[ENUNCIADO]:
No excerto selecionado, que exemplo é dado de algo que seria uma violação da lei nacional?

━━ EXCERTO SELECIONADO

E o que eu tenho estado a dizer este tempo todo é que há uma clara diferença de tom, entre defender uma posição (aconselhar, dialogar) e forçar os outros a tomá-la. Se achas a chantagem um meio legítimo, tenho pena que assim seja. Eu não acho. E pelos vistos, a lei também não.

Anónimo disse...

Eu não expressei a minha convicção referente ao aborto. Dei um exemplo de algo que não acho correcto e parece que não indigna ninguém.

Ninguém é forçado a ser católico. A posição relativamente ao aborto revela se uma pessoa está de acordo ou não com uma convicção que a igreja considera básica. Se um padre considera a discordância com essa convicção razão suficiente para a expulsão, o que está em causa são as leis da igreja e não a lei nacional.
Violação da lei nacional seria se obrigassem as pessoas a dizer em quem tinham votado.

E mesmo que a acção do padre esteja contra alguma lei, a lei pode estar errada e má, certo? Segundo parece, é algo assim que está a ser perguntado neste referendo.

Anónimo disse...

Nunca o autor deste blog tinha tido tantos comentários a um só post.

Nunca, até agora. Graças a apenas dois leitores (um que já explicou várias vezes qual é o cerne da discussão, e outro que insiste em não querer compreender, levando a mesma para outros sub-tópicos), que se têm esgrimido com valentia até aos limites do seu latim, e que tornaram este post um dos mais concorridos de sempre.

━━━━
━━ MATERIAL DE ORIGEM

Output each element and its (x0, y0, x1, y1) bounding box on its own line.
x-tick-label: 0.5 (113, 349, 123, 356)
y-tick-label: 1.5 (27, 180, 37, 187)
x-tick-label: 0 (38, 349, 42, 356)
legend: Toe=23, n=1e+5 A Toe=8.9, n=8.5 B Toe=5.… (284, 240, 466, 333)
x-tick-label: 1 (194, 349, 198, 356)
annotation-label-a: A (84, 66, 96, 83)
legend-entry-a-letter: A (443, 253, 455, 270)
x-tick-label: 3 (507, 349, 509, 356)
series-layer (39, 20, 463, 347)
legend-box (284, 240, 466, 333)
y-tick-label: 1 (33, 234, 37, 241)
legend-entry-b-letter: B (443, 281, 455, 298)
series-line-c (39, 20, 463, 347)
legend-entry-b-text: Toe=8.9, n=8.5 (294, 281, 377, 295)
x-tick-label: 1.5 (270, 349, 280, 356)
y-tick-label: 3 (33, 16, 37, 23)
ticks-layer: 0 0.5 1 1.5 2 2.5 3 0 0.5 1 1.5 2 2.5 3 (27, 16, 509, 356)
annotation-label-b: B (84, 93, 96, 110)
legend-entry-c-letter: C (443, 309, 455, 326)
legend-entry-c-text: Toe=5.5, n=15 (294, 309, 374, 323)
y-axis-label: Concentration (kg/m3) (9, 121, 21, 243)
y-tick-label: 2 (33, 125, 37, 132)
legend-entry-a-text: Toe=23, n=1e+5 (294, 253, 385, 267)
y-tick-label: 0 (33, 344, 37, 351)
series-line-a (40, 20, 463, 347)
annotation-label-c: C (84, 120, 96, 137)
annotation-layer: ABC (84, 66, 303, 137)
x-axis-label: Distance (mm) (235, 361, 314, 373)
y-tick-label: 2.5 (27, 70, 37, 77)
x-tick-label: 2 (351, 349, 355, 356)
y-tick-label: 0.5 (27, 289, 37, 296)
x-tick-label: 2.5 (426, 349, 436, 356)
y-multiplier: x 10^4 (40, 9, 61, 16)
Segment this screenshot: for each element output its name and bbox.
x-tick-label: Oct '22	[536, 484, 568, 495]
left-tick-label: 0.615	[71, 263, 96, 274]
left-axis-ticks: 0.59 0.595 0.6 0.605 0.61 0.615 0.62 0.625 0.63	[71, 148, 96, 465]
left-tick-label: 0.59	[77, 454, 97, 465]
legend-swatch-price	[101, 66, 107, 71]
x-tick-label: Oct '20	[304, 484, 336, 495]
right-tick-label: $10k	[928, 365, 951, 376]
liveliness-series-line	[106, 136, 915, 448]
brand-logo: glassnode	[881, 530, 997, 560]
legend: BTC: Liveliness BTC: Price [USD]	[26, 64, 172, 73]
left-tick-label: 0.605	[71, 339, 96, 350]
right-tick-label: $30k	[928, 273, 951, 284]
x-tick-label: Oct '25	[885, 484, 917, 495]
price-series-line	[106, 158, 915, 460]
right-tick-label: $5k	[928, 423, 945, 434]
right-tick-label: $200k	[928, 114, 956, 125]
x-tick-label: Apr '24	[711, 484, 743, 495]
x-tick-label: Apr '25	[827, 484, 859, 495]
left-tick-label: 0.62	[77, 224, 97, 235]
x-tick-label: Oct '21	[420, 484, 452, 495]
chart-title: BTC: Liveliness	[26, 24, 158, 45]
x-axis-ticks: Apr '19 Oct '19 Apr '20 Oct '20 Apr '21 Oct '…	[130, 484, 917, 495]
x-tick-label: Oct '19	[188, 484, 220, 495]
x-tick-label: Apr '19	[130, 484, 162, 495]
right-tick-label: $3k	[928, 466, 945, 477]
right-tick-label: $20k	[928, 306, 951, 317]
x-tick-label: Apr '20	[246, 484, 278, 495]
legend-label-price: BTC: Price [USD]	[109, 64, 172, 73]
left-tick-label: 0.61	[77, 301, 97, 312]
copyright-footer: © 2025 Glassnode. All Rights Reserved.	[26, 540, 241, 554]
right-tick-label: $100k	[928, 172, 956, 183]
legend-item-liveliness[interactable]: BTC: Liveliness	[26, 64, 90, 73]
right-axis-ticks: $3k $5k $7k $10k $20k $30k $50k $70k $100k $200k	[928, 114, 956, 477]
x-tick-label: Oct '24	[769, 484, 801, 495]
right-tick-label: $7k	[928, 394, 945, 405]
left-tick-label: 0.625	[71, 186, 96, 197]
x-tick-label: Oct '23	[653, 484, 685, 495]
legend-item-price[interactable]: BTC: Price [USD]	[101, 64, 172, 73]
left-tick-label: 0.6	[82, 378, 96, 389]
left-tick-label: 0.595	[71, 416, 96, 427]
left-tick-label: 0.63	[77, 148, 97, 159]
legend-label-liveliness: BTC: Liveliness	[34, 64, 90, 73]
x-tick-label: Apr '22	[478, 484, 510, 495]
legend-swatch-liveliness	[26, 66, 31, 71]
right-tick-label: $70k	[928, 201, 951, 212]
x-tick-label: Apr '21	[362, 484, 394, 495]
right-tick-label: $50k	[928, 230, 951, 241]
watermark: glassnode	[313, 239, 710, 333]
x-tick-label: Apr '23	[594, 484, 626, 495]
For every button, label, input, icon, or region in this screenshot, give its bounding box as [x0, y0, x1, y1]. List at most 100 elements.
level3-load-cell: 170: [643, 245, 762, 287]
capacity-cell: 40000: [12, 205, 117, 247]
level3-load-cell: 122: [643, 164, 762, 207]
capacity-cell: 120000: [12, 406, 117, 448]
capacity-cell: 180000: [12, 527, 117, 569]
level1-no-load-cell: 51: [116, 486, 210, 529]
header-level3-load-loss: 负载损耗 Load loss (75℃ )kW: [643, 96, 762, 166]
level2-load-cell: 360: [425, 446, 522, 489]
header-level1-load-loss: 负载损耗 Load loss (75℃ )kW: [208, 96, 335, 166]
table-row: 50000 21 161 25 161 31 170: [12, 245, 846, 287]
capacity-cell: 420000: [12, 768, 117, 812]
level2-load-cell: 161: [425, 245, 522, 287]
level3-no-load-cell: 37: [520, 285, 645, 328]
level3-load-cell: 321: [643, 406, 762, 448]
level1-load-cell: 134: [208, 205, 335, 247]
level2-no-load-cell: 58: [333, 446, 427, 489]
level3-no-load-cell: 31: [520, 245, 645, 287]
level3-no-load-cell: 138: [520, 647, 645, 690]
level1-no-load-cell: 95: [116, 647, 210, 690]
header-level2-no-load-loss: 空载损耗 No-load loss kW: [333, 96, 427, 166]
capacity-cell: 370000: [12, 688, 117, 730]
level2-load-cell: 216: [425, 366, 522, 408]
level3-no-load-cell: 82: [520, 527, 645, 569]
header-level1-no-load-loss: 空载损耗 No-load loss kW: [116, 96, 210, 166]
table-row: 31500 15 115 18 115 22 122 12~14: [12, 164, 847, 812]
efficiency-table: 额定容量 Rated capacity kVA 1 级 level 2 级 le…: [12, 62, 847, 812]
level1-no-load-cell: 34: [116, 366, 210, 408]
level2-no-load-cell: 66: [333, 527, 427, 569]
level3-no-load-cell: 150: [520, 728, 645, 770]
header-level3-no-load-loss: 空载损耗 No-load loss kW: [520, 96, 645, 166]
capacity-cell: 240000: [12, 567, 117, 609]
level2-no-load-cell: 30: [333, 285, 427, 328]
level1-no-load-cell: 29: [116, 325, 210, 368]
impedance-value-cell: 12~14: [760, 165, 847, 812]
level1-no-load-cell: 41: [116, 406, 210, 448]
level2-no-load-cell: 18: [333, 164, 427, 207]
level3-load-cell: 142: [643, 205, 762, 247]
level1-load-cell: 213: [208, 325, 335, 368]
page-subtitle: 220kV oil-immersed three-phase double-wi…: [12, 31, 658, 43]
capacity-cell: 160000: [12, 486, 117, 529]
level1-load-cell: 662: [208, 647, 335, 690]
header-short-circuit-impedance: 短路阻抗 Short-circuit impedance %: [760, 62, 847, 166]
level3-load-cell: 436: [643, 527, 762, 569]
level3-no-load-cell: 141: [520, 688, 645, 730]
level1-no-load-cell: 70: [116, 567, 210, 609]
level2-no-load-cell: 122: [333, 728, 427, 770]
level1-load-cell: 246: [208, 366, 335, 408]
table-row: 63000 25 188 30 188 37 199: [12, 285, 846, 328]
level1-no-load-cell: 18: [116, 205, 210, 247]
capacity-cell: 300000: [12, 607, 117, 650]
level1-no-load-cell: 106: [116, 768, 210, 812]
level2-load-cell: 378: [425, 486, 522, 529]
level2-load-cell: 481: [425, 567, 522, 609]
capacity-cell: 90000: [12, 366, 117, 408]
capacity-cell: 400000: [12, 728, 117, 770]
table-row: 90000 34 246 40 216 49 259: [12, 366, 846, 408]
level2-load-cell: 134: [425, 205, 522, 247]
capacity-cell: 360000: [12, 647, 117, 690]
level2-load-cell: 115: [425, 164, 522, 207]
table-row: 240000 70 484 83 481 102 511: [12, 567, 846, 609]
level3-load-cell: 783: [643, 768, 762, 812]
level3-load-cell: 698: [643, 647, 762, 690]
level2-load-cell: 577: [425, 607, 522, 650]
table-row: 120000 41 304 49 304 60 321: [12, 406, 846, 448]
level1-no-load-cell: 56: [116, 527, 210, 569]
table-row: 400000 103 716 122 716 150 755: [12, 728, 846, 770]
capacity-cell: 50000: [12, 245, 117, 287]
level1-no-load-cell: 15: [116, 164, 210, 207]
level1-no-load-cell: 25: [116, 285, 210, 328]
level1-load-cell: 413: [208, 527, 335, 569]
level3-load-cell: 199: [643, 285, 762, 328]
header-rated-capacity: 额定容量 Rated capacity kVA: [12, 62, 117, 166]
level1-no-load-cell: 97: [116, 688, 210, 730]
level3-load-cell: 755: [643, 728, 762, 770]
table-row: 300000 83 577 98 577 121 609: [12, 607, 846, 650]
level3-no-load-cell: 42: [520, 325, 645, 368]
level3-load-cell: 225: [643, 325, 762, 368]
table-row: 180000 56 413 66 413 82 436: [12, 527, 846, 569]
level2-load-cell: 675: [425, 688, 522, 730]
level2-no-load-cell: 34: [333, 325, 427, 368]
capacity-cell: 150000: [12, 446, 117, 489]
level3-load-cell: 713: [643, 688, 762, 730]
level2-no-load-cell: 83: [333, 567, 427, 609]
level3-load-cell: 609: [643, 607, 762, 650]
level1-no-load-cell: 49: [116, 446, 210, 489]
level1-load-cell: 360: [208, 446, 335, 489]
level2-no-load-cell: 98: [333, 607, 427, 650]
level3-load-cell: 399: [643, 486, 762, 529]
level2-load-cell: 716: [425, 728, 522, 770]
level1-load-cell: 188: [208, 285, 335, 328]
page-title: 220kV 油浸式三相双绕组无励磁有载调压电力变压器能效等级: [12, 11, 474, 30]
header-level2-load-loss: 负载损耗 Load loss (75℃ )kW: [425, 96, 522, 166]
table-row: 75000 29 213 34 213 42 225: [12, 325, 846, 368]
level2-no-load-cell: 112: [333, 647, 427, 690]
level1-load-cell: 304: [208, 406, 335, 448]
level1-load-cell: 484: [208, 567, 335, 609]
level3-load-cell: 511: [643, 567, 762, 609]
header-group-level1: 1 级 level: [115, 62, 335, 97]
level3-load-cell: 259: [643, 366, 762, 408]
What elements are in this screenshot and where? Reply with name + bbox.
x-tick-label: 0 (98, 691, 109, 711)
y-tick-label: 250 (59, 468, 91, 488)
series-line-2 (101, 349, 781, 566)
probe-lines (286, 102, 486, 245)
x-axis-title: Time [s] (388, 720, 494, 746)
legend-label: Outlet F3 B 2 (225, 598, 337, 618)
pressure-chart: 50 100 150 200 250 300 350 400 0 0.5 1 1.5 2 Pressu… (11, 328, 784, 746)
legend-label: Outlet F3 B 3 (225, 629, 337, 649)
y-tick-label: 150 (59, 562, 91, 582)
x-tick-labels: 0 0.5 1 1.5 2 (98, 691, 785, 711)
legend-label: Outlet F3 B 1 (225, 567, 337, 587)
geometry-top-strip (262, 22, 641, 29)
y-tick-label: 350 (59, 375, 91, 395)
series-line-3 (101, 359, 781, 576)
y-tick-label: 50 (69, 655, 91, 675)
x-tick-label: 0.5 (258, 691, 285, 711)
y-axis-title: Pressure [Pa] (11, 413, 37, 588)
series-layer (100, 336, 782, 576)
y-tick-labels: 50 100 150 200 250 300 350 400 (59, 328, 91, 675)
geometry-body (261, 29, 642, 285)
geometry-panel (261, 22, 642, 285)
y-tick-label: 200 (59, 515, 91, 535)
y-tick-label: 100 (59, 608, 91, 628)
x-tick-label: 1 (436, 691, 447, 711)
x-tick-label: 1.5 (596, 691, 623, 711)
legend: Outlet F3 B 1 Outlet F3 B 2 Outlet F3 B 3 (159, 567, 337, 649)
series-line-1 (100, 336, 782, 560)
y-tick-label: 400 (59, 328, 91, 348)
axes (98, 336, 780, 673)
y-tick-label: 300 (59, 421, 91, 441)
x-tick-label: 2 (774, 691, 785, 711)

━━━━

[A TUA RESPOSTA]:
Obrigar as pessoas a dizer em quem tinham votado.